• Records provided
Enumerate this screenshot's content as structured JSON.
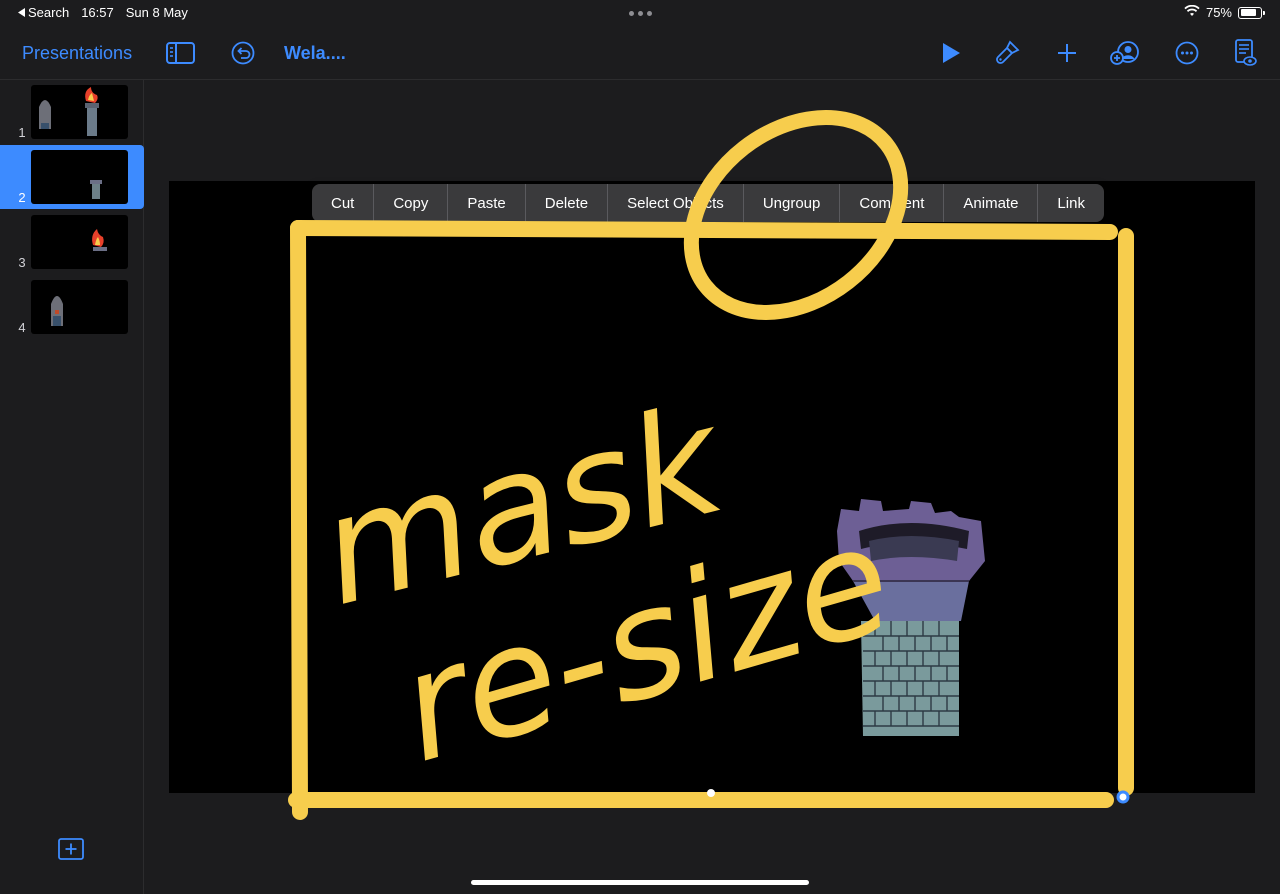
{
  "status_bar": {
    "back_label": "Search",
    "time": "16:57",
    "date": "Sun 8 May",
    "battery": "75%"
  },
  "toolbar": {
    "presentations_label": "Presentations",
    "document_title": "Wela...."
  },
  "slides": [
    {
      "number": "1"
    },
    {
      "number": "2"
    },
    {
      "number": "3"
    },
    {
      "number": "4"
    }
  ],
  "selected_slide": 2,
  "context_menu": {
    "items": [
      "Cut",
      "Copy",
      "Paste",
      "Delete",
      "Select Objects",
      "Ungroup",
      "Comment",
      "Animate",
      "Link"
    ]
  },
  "annotation": {
    "line1": "mask",
    "line2": "re-size",
    "color": "#f7cd4d"
  },
  "colors": {
    "accent": "#3d8bff",
    "background": "#1c1c1e",
    "slide": "#000000"
  }
}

• Exercise
Return the listing above unchanged, apart from dropping its pictures.

• Answer to the task
Enumerate this screenshot's content as structured JSON.
{
  "status_bar": {
    "back_label": "Search",
    "time": "16:57",
    "date": "Sun 8 May",
    "battery": "75%"
  },
  "toolbar": {
    "presentations_label": "Presentations",
    "document_title": "Wela...."
  },
  "slides": [
    {
      "number": "1"
    },
    {
      "number": "2"
    },
    {
      "number": "3"
    },
    {
      "number": "4"
    }
  ],
  "selected_slide": 2,
  "context_menu": {
    "items": [
      "Cut",
      "Copy",
      "Paste",
      "Delete",
      "Select Objects",
      "Ungroup",
      "Comment",
      "Animate",
      "Link"
    ]
  },
  "annotation": {
    "line1": "mask",
    "line2": "re-size",
    "color": "#f7cd4d"
  },
  "colors": {
    "accent": "#3d8bff",
    "background": "#1c1c1e",
    "slide": "#000000"
  }
}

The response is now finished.